* **Текст задания**
Процитируйте дословно отрывок из текста о записях поминальных молитв, начиная со слов «За упокой оптинские» и заканчивая словами «(из тетради ВМГ).».

* **Предложенный текст**
Ключики, замочки Ивана Батожника, отпирайте ворота, отпускайте наших родителей, честных и правдивых. На честный обед. Помяни, Господи, / Всех родителей» (из тетради ПЕФ).

№ 13. «Помяни, Господи, / Еву да Адама, Улита и Полита, Мака и Бориса, Царя и Давида, сирот и девиц, Монашество, на воде утонувших, в лесу заблудших, на войне убитых, голодной смертью умирающих, безпризорных и бездетных, ключника и древника <дверника?>, Иоанна и Богослова, Иосифа Батожника, священников Ивана, Тимофея, Аникия, Послушным Анна.

За упокой оптинские старцы. Иларион, Исаа-кий, Амвросий, Леонид, Макарий, Моисей, Вар-сонофий, Анатолий, Иосиф, Никон, Анатолий, Нектарий, Архимандрит, Тимофей, Иоан, Николай, Петр, Виктор. 4 тысяч младенцев, убитых за Христа, 40 тысяч мучеников, пострадавших за Христа. / Усопших родителей» (из тетради ВМГ).

№ 14. «Потом человек, старший, допустим, кто в семье, читает молитву перед богом. Ну, вот у меня, допустим, три иконы: Отец, Сын и Святой Дух, я молюсь и говорю: “Помяни, Господи, Анну Петровну”, - приглашаю как к столу ее. Потом говорю: “Помяни, Господи, в лесу блуждающих, помяни, Господи, ружьем пострелявших, помяни, Господи, ножом порезавших, помяни, Господи, тысячу младенцев.” И потом перечисляю того, кто меня, как это. обидел, чтобы его помянуть. Больше я ничего не знаю, может, больше где-то есть, в молитвенниках» (из интервью с ОЛС).

Почти все публикуемые записи сделаны нами на территории Косинского (№1-5) и Кочёвского (№6-13) районов Коми-Пермяцкого округа (далее - КПО). Исключение составляет текст №14, записанный в Гайнском районе; однако зафиксирован он от уроженки Кочёвского района, которая переняла молитву от своей землячки. Приведенные НПМ бытуют в двух формах - устной (№1-5, 8, 9, 14) и письменной (№ 6, 7, 10-13). В первом случае знаки препинания расставлены нами с учетом интонации звучащего текста; во втором сохранена орфография оригинала, а знаки препинания приведены в соответствие с нормами русского языка. В тетрадях информантов НПМ записаны либо линейно (№ 6,7, 9, 12, 13), либо «в столбик» (№ 10, 11). Текст №10 зафиксирован дважды, но поскольку отличия касаются лишь знаков препинания, мы приводим один вариант. Текст №6, возможно, является результатом контаминации двух или более текстов, возникшей в процессе его переписывания друг у друга пожилыми женщинами.

* **Исходные данные**
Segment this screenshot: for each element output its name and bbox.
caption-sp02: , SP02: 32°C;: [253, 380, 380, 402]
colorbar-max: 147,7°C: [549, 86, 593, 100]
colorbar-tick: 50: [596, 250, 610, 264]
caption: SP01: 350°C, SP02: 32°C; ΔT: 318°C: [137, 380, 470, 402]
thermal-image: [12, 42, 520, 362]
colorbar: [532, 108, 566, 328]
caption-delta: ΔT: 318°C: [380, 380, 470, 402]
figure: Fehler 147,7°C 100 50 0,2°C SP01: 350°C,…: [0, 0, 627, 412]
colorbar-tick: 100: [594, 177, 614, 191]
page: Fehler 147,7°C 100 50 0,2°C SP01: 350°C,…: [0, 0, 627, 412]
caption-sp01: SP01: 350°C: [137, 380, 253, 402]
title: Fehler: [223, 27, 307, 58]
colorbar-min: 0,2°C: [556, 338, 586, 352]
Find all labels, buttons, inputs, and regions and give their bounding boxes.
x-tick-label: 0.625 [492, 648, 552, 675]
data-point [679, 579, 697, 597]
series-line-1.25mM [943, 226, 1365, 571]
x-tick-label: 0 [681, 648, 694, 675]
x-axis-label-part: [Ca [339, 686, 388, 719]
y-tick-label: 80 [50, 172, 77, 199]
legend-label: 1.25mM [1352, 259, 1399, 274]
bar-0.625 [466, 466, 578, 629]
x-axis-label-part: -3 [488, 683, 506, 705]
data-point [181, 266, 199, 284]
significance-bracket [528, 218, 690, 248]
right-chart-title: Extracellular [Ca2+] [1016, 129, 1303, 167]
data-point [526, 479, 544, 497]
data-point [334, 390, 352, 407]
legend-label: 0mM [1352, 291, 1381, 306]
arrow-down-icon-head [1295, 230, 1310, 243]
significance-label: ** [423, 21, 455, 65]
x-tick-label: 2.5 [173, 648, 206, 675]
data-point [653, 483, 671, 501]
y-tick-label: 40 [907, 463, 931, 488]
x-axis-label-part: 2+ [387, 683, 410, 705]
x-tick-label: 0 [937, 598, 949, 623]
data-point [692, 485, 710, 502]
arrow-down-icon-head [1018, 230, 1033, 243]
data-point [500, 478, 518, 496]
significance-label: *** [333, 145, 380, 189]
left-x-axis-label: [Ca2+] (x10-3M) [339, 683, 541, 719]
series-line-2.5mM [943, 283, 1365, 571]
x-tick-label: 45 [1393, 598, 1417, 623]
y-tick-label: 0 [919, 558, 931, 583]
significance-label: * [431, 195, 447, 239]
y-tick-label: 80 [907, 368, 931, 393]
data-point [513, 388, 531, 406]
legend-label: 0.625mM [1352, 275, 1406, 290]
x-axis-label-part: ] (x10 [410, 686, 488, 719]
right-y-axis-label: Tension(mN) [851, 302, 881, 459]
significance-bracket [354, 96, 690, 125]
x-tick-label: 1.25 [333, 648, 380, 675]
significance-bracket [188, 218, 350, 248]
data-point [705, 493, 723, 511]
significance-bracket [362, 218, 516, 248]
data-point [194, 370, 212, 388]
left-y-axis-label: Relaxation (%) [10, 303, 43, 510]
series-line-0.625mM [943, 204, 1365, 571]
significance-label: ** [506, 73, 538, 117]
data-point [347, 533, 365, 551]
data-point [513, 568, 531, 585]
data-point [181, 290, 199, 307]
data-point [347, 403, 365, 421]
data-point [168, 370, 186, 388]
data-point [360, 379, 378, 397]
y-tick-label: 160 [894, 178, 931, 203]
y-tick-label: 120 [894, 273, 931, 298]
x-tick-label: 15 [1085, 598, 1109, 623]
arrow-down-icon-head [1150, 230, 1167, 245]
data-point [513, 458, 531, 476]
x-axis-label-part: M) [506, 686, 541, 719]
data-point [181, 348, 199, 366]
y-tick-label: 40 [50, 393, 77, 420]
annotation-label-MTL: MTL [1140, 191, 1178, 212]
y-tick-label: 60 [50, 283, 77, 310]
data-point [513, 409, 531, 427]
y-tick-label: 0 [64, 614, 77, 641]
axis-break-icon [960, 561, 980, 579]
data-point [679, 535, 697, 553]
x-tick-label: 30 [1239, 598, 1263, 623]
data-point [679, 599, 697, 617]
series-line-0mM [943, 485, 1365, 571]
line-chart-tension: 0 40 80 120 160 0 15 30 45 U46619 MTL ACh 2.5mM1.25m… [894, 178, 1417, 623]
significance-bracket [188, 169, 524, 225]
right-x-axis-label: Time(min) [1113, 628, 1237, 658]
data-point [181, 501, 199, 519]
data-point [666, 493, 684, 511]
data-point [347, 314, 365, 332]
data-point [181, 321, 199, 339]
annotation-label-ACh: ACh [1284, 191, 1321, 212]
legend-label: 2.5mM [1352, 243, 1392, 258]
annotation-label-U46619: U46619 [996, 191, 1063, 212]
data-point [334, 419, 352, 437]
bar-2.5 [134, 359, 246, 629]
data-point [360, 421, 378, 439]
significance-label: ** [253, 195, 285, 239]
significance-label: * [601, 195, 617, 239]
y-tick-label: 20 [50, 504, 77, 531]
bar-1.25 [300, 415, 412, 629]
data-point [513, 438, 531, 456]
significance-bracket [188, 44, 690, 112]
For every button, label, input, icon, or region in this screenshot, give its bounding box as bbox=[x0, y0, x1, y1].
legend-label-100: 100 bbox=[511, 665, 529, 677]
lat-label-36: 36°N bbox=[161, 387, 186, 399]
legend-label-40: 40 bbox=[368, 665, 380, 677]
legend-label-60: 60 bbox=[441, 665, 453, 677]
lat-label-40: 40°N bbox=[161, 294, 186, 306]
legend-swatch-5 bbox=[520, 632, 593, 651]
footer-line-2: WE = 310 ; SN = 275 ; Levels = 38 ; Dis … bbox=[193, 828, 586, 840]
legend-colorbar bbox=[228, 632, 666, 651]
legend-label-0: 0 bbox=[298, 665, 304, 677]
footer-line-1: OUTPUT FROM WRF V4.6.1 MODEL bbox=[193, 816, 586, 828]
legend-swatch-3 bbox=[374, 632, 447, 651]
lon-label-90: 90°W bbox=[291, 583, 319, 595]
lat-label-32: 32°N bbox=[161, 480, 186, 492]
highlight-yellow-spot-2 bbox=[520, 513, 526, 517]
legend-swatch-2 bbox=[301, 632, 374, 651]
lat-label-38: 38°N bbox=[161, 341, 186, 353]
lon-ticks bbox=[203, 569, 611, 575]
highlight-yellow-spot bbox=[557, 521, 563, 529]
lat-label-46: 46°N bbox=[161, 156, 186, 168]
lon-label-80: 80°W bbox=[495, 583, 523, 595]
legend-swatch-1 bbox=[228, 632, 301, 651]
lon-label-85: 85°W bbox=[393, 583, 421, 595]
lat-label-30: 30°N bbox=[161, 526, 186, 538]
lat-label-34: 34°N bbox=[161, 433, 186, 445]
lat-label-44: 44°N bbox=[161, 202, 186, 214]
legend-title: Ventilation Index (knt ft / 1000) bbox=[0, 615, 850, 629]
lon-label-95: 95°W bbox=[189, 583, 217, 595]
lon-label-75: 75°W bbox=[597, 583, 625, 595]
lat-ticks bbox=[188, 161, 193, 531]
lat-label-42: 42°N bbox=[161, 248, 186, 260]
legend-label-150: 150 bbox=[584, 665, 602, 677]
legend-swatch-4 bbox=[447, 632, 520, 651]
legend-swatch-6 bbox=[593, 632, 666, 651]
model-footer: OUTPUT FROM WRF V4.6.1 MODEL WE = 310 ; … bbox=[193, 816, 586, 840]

* **Образец ответа**
За упокой оптинские старцы. Иларион, Исаа-кий, Амвросий, Леонид, Макарий, Моисей, Вар-сонофий, Анатолий, Иосиф, Никон, Анатолий, Нектарий, Архимандрит, Тимофей, Иоан, Николай, Петр, Виктор. 4 тысяч младенцев, убитых за Христа, 40 тысяч мучеников, пострадавших за Христа. / Усопших родителей» (из тетради ВМГ).